WHAT YOU HAVE TO DO:
Write the material out again, line by line, exactly as it is.

Dataset records:

————

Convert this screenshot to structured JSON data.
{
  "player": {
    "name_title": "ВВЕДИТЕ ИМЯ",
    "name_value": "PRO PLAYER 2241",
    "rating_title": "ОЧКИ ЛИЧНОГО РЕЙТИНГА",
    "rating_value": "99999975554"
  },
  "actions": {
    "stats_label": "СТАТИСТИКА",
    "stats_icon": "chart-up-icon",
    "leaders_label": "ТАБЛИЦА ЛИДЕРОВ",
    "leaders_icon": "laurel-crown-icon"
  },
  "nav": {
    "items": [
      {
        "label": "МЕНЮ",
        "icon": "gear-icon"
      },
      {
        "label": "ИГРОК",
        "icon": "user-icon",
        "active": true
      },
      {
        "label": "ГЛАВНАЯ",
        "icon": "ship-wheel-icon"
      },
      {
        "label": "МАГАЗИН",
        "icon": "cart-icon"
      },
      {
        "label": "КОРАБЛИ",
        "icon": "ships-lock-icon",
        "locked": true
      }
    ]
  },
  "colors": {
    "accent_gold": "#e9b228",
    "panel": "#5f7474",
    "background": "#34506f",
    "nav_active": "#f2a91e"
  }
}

————

REPLY TO THE TASK:
Convert this screenshot to structured JSON data.
{
  "player": {
    "name_title": "ВВЕДИТЕ ИМЯ",
    "name_value": "PRO PLAYER 2241",
    "rating_title": "ОЧКИ ЛИЧНОГО РЕЙТИНГА",
    "rating_value": "99999975554"
  },
  "actions": {
    "stats_label": "СТАТИСТИКА",
    "stats_icon": "chart-up-icon",
    "leaders_label": "ТАБЛИЦА ЛИДЕРОВ",
    "leaders_icon": "laurel-crown-icon"
  },
  "nav": {
    "items": [
      {
        "label": "МЕНЮ",
        "icon": "gear-icon"
      },
      {
        "label": "ИГРОК",
        "icon": "user-icon",
        "active": true
      },
      {
        "label": "ГЛАВНАЯ",
        "icon": "ship-wheel-icon"
      },
      {
        "label": "МАГАЗИН",
        "icon": "cart-icon"
      },
      {
        "label": "КОРАБЛИ",
        "icon": "ships-lock-icon",
        "locked": true
      }
    ]
  },
  "colors": {
    "accent_gold": "#e9b228",
    "panel": "#5f7474",
    "background": "#34506f",
    "nav_active": "#f2a91e"
  }
}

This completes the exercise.